:: Data in this exercise ::
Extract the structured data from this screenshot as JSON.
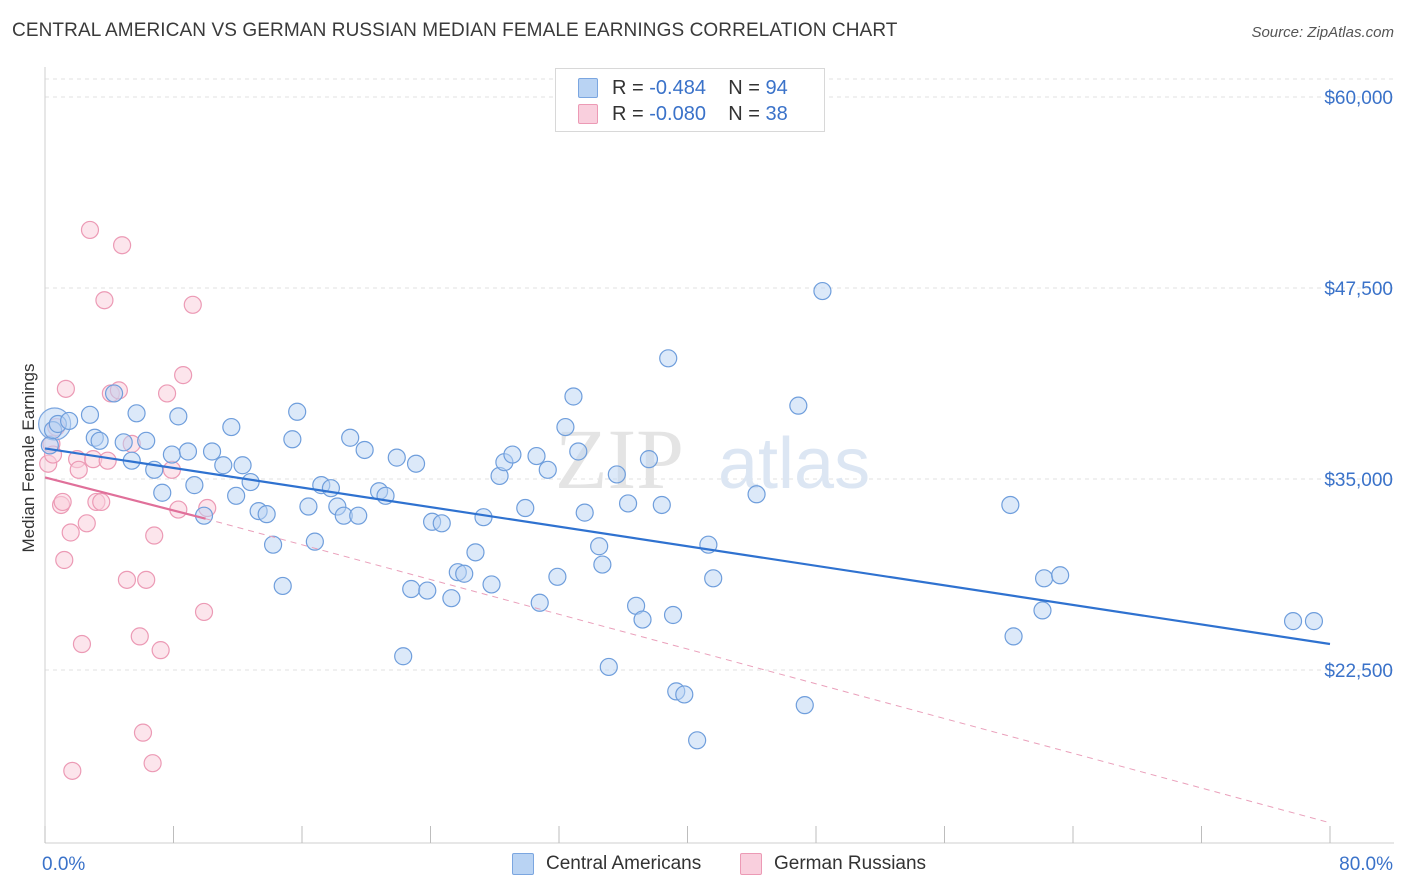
{
  "title": "CENTRAL AMERICAN VS GERMAN RUSSIAN MEDIAN FEMALE EARNINGS CORRELATION CHART",
  "source": "Source: ZipAtlas.com",
  "watermark": {
    "zip": "ZIP",
    "atlas": "atlas"
  },
  "legend": {
    "rows": [
      {
        "r_label": "R =",
        "r_value": "-0.484",
        "n_label": "N =",
        "n_value": "94",
        "color": "#a9c8f0"
      },
      {
        "r_label": "R =",
        "r_value": "-0.080",
        "n_label": "N =",
        "n_value": "38",
        "color": "#f5b8cc"
      }
    ]
  },
  "bottom_legend": [
    "Central Americans",
    "German Russians"
  ],
  "chart_data": {
    "type": "scatter",
    "title": "CENTRAL AMERICAN VS GERMAN RUSSIAN MEDIAN FEMALE EARNINGS CORRELATION CHART",
    "xlabel": "",
    "ylabel": "Median Female Earnings",
    "xlim": [
      0,
      80
    ],
    "ylim": [
      12500,
      62000
    ],
    "x_tick_labels": [
      "0.0%",
      "80.0%"
    ],
    "y_ticks": [
      22500,
      35000,
      47500,
      60000
    ],
    "y_tick_labels": [
      "$22,500",
      "$35,000",
      "$47,500",
      "$60,000"
    ],
    "grid": true,
    "legend_position": "top-center",
    "colors": {
      "blue": "#5b93dc",
      "pink": "#ee8fae",
      "blue_line": "#2f72d0",
      "pink_line": "#e0709a",
      "axis_text": "#3a72c9"
    },
    "series": [
      {
        "name": "Central Americans",
        "color": "#5b93dc",
        "trend": {
          "x": [
            0,
            80
          ],
          "y": [
            37000,
            24200
          ]
        },
        "points": [
          [
            0.3,
            37200
          ],
          [
            0.5,
            38200
          ],
          [
            0.8,
            38600
          ],
          [
            1.5,
            38800
          ],
          [
            2.8,
            39200
          ],
          [
            3.1,
            37700
          ],
          [
            3.4,
            37500
          ],
          [
            4.3,
            40600
          ],
          [
            4.9,
            37400
          ],
          [
            5.4,
            36200
          ],
          [
            5.7,
            39300
          ],
          [
            6.3,
            37500
          ],
          [
            6.8,
            35600
          ],
          [
            7.3,
            34100
          ],
          [
            7.9,
            36600
          ],
          [
            8.3,
            39100
          ],
          [
            8.9,
            36800
          ],
          [
            9.3,
            34600
          ],
          [
            9.9,
            32600
          ],
          [
            10.4,
            36800
          ],
          [
            11.1,
            35900
          ],
          [
            11.6,
            38400
          ],
          [
            11.9,
            33900
          ],
          [
            12.3,
            35900
          ],
          [
            12.8,
            34800
          ],
          [
            13.3,
            32900
          ],
          [
            13.8,
            32700
          ],
          [
            14.2,
            30700
          ],
          [
            14.8,
            28000
          ],
          [
            15.4,
            37600
          ],
          [
            15.7,
            39400
          ],
          [
            16.4,
            33200
          ],
          [
            16.8,
            30900
          ],
          [
            17.2,
            34600
          ],
          [
            17.8,
            34400
          ],
          [
            18.2,
            33200
          ],
          [
            18.6,
            32600
          ],
          [
            19.0,
            37700
          ],
          [
            19.5,
            32600
          ],
          [
            19.9,
            36900
          ],
          [
            20.8,
            34200
          ],
          [
            21.2,
            33900
          ],
          [
            21.9,
            36400
          ],
          [
            22.3,
            23400
          ],
          [
            22.8,
            27800
          ],
          [
            23.1,
            36000
          ],
          [
            23.8,
            27700
          ],
          [
            24.1,
            32200
          ],
          [
            24.7,
            32100
          ],
          [
            25.3,
            27200
          ],
          [
            25.7,
            28900
          ],
          [
            26.1,
            28800
          ],
          [
            26.8,
            30200
          ],
          [
            27.3,
            32500
          ],
          [
            27.8,
            28100
          ],
          [
            28.3,
            35200
          ],
          [
            28.6,
            36100
          ],
          [
            29.1,
            36600
          ],
          [
            29.9,
            33100
          ],
          [
            30.6,
            36500
          ],
          [
            30.8,
            26900
          ],
          [
            31.3,
            35600
          ],
          [
            31.9,
            28600
          ],
          [
            32.4,
            38400
          ],
          [
            32.9,
            40400
          ],
          [
            33.2,
            36800
          ],
          [
            33.6,
            32800
          ],
          [
            34.5,
            30600
          ],
          [
            34.7,
            29400
          ],
          [
            35.1,
            22700
          ],
          [
            35.6,
            35300
          ],
          [
            36.3,
            33400
          ],
          [
            36.8,
            26700
          ],
          [
            37.2,
            25800
          ],
          [
            37.6,
            36300
          ],
          [
            38.4,
            33300
          ],
          [
            38.8,
            42900
          ],
          [
            39.1,
            26100
          ],
          [
            39.3,
            21100
          ],
          [
            39.8,
            20900
          ],
          [
            40.6,
            17900
          ],
          [
            41.3,
            30700
          ],
          [
            41.6,
            28500
          ],
          [
            44.3,
            34000
          ],
          [
            46.9,
            39800
          ],
          [
            47.3,
            20200
          ],
          [
            48.4,
            47300
          ],
          [
            60.1,
            33300
          ],
          [
            60.3,
            24700
          ],
          [
            62.1,
            26400
          ],
          [
            62.2,
            28500
          ],
          [
            63.2,
            28700
          ],
          [
            77.7,
            25700
          ],
          [
            79.0,
            25700
          ]
        ],
        "big_points": [
          [
            0.6,
            38600
          ]
        ]
      },
      {
        "name": "German Russians",
        "color": "#ee8fae",
        "trend": {
          "x": [
            0,
            10
          ],
          "y": [
            35100,
            32400
          ]
        },
        "trend_dashed": {
          "x": [
            10,
            80
          ],
          "y": [
            32400,
            12500
          ]
        },
        "points": [
          [
            0.2,
            36000
          ],
          [
            0.4,
            37300
          ],
          [
            0.5,
            36600
          ],
          [
            0.7,
            38400
          ],
          [
            1.0,
            33300
          ],
          [
            1.1,
            33500
          ],
          [
            1.2,
            29700
          ],
          [
            1.3,
            40900
          ],
          [
            1.6,
            31500
          ],
          [
            1.7,
            15900
          ],
          [
            2.0,
            36300
          ],
          [
            2.1,
            35600
          ],
          [
            2.3,
            24200
          ],
          [
            2.6,
            32100
          ],
          [
            2.8,
            51300
          ],
          [
            3.0,
            36300
          ],
          [
            3.2,
            33500
          ],
          [
            3.5,
            33500
          ],
          [
            3.7,
            46700
          ],
          [
            3.9,
            36200
          ],
          [
            4.1,
            40600
          ],
          [
            4.6,
            40800
          ],
          [
            4.8,
            50300
          ],
          [
            5.1,
            28400
          ],
          [
            5.4,
            37300
          ],
          [
            5.9,
            24700
          ],
          [
            6.1,
            18400
          ],
          [
            6.3,
            28400
          ],
          [
            6.7,
            16400
          ],
          [
            6.8,
            31300
          ],
          [
            7.2,
            23800
          ],
          [
            7.6,
            40600
          ],
          [
            7.9,
            35600
          ],
          [
            8.3,
            33000
          ],
          [
            8.6,
            41800
          ],
          [
            9.2,
            46400
          ],
          [
            9.9,
            26300
          ],
          [
            10.1,
            33100
          ]
        ]
      }
    ]
  }
}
:::
The task
Your answer should be a single number: the count of lines in the entries that contain the word "Americans".

Task response
2